## WRITTEN TASK
Omit all pictures, then retype the data exactly as given.
[Begin ENTRIES SUPPLIED]
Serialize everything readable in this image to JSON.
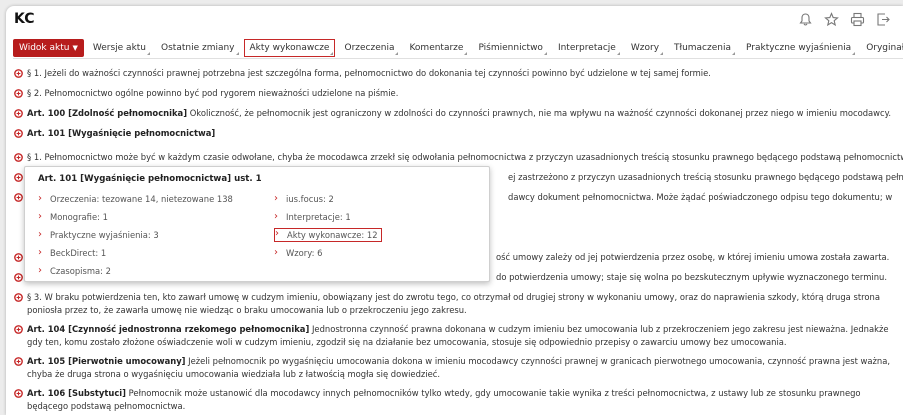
{
  "title": "KC",
  "icons": {
    "bell": "bell-icon",
    "star": "star-icon",
    "print": "print-icon",
    "export": "export-icon",
    "para": "expand-plus-icon",
    "chevron": "chevron-right-icon"
  },
  "colors": {
    "accent": "#b71c1c",
    "highlight": "#c62828"
  },
  "tabs": [
    {
      "label": "Widok aktu",
      "active": true,
      "dropdown": true
    },
    {
      "label": "Wersje aktu"
    },
    {
      "label": "Ostatnie zmiany"
    },
    {
      "label": "Akty wykonawcze",
      "highlight": true
    },
    {
      "label": "Orzeczenia"
    },
    {
      "label": "Komentarze"
    },
    {
      "label": "Piśmiennictwo"
    },
    {
      "label": "Interpretacje"
    },
    {
      "label": "Wzory"
    },
    {
      "label": "Tłumaczenia"
    },
    {
      "label": "Praktyczne wyjaśnienia"
    },
    {
      "label": "Oryginał"
    }
  ],
  "paragraphs": [
    {
      "text": "§ 1. Jeżeli do ważności czynności prawnej potrzebna jest szczególna forma, pełnomocnictwo do dokonania tej czynności powinno być udzielone w tej samej formie."
    },
    {
      "text": "§ 2. Pełnomocnictwo ogólne powinno być pod rygorem nieważności udzielone na piśmie."
    },
    {
      "bold": "Art. 100 [Zdolność pełnomocnika]",
      "text": " Okoliczność, że pełnomocnik jest ograniczony w zdolności do czynności prawnych, nie ma wpływu na ważność czynności dokonanej przez niego w imieniu mocodawcy."
    },
    {
      "bold": "Art. 101 [Wygaśnięcie pełnomocnictwa]",
      "text": ""
    },
    {
      "text": "§ 1. Pełnomocnictwo może być w każdym czasie odwołane, chyba że mocodawca zrzekł się odwołania pełnomocnictwa z przyczyn uzasadnionych treścią stosunku prawnego będącego podstawą pełnomocnictwa."
    },
    {
      "text": "ej zastrzeżono z przyczyn uzasadnionych treścią stosunku prawnego będącego podstawą pełnomocnictwa."
    },
    {
      "text": "dawcy dokument pełnomocnictwa. Może żądać poświadczonego odpisu tego dokumentu; w"
    },
    {
      "text": ""
    },
    {
      "text": ""
    },
    {
      "text": "ość umowy zależy od jej potwierdzenia przez osobę, w której imieniu umowa została zawarta."
    },
    {
      "text": "do potwierdzenia umowy; staje się wolna po bezskutecznym upływie wyznaczonego terminu."
    },
    {
      "text": "§ 3. W braku potwierdzenia ten, kto zawarł umowę w cudzym imieniu, obowiązany jest do zwrotu tego, co otrzymał od drugiej strony w wykonaniu umowy, oraz do naprawienia szkody, którą druga strona poniosła przez to, że zawarła umowę nie wiedząc o braku umocowania lub o przekroczeniu jego zakresu."
    },
    {
      "bold": "Art. 104 [Czynność jednostronna rzekomego pełnomocnika]",
      "text": " Jednostronna czynność prawna dokonana w cudzym imieniu bez umocowania lub z przekroczeniem jego zakresu jest nieważna. Jednakże gdy ten, komu zostało złożone oświadczenie woli w cudzym imieniu, zgodził się na działanie bez umocowania, stosuje się odpowiednio przepisy o zawarciu umowy bez umocowania."
    },
    {
      "bold": "Art. 105 [Pierwotnie umocowany]",
      "text": " Jeżeli pełnomocnik po wygaśnięciu umocowania dokona w imieniu mocodawcy czynności prawnej w granicach pierwotnego umocowania, czynność prawna jest ważna, chyba że druga strona o wygaśnięciu umocowania wiedziała lub z łatwością mogła się dowiedzieć."
    },
    {
      "bold": "Art. 106 [Substytuci]",
      "text": " Pełnomocnik może ustanowić dla mocodawcy innych pełnomocników tylko wtedy, gdy umocowanie takie wynika z treści pełnomocnictwa, z ustawy lub ze stosunku prawnego będącego podstawą pełnomocnictwa."
    }
  ],
  "popup": {
    "title": "Art. 101 [Wygaśnięcie pełnomocnictwa] ust. 1",
    "left_links": [
      "Orzeczenia: tezowane 14, nietezowane 138",
      "Monografie: 1",
      "Praktyczne wyjaśnienia: 3",
      "BeckDirect: 1",
      "Czasopisma: 2"
    ],
    "right_links": [
      "ius.focus: 2",
      "Interpretacje: 1",
      "Akty wykonawcze: 12",
      "Wzory: 6"
    ]
  }
}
[End ENTRIES SUPPLIED]
## TASK RESULT
Serialize everything readable in this image to JSON.
{
  "title": "KC",
  "icons": {
    "bell": "bell-icon",
    "star": "star-icon",
    "print": "print-icon",
    "export": "export-icon",
    "para": "expand-plus-icon",
    "chevron": "chevron-right-icon"
  },
  "colors": {
    "accent": "#b71c1c",
    "highlight": "#c62828"
  },
  "tabs": [
    {
      "label": "Widok aktu",
      "active": true,
      "dropdown": true
    },
    {
      "label": "Wersje aktu"
    },
    {
      "label": "Ostatnie zmiany"
    },
    {
      "label": "Akty wykonawcze",
      "highlight": true
    },
    {
      "label": "Orzeczenia"
    },
    {
      "label": "Komentarze"
    },
    {
      "label": "Piśmiennictwo"
    },
    {
      "label": "Interpretacje"
    },
    {
      "label": "Wzory"
    },
    {
      "label": "Tłumaczenia"
    },
    {
      "label": "Praktyczne wyjaśnienia"
    },
    {
      "label": "Oryginał"
    }
  ],
  "paragraphs": [
    {
      "text": "§ 1. Jeżeli do ważności czynności prawnej potrzebna jest szczególna forma, pełnomocnictwo do dokonania tej czynności powinno być udzielone w tej samej formie."
    },
    {
      "text": "§ 2. Pełnomocnictwo ogólne powinno być pod rygorem nieważności udzielone na piśmie."
    },
    {
      "bold": "Art. 100 [Zdolność pełnomocnika]",
      "text": " Okoliczność, że pełnomocnik jest ograniczony w zdolności do czynności prawnych, nie ma wpływu na ważność czynności dokonanej przez niego w imieniu mocodawcy."
    },
    {
      "bold": "Art. 101 [Wygaśnięcie pełnomocnictwa]",
      "text": ""
    },
    {
      "text": "§ 1. Pełnomocnictwo może być w każdym czasie odwołane, chyba że mocodawca zrzekł się odwołania pełnomocnictwa z przyczyn uzasadnionych treścią stosunku prawnego będącego podstawą pełnomocnictwa."
    },
    {
      "text": "ej zastrzeżono z przyczyn uzasadnionych treścią stosunku prawnego będącego podstawą pełnomocnictwa."
    },
    {
      "text": "dawcy dokument pełnomocnictwa. Może żądać poświadczonego odpisu tego dokumentu; w"
    },
    {
      "text": ""
    },
    {
      "text": ""
    },
    {
      "text": "ość umowy zależy od jej potwierdzenia przez osobę, w której imieniu umowa została zawarta."
    },
    {
      "text": "do potwierdzenia umowy; staje się wolna po bezskutecznym upływie wyznaczonego terminu."
    },
    {
      "text": "§ 3. W braku potwierdzenia ten, kto zawarł umowę w cudzym imieniu, obowiązany jest do zwrotu tego, co otrzymał od drugiej strony w wykonaniu umowy, oraz do naprawienia szkody, którą druga strona poniosła przez to, że zawarła umowę nie wiedząc o braku umocowania lub o przekroczeniu jego zakresu."
    },
    {
      "bold": "Art. 104 [Czynność jednostronna rzekomego pełnomocnika]",
      "text": " Jednostronna czynność prawna dokonana w cudzym imieniu bez umocowania lub z przekroczeniem jego zakresu jest nieważna. Jednakże gdy ten, komu zostało złożone oświadczenie woli w cudzym imieniu, zgodził się na działanie bez umocowania, stosuje się odpowiednio przepisy o zawarciu umowy bez umocowania."
    },
    {
      "bold": "Art. 105 [Pierwotnie umocowany]",
      "text": " Jeżeli pełnomocnik po wygaśnięciu umocowania dokona w imieniu mocodawcy czynności prawnej w granicach pierwotnego umocowania, czynność prawna jest ważna, chyba że druga strona o wygaśnięciu umocowania wiedziała lub z łatwością mogła się dowiedzieć."
    },
    {
      "bold": "Art. 106 [Substytuci]",
      "text": " Pełnomocnik może ustanowić dla mocodawcy innych pełnomocników tylko wtedy, gdy umocowanie takie wynika z treści pełnomocnictwa, z ustawy lub ze stosunku prawnego będącego podstawą pełnomocnictwa."
    }
  ],
  "popup": {
    "title": "Art. 101 [Wygaśnięcie pełnomocnictwa] ust. 1",
    "left_links": [
      "Orzeczenia: tezowane 14, nietezowane 138",
      "Monografie: 1",
      "Praktyczne wyjaśnienia: 3",
      "BeckDirect: 1",
      "Czasopisma: 2"
    ],
    "right_links": [
      "ius.focus: 2",
      "Interpretacje: 1",
      "Akty wykonawcze: 12",
      "Wzory: 6"
    ]
  }
}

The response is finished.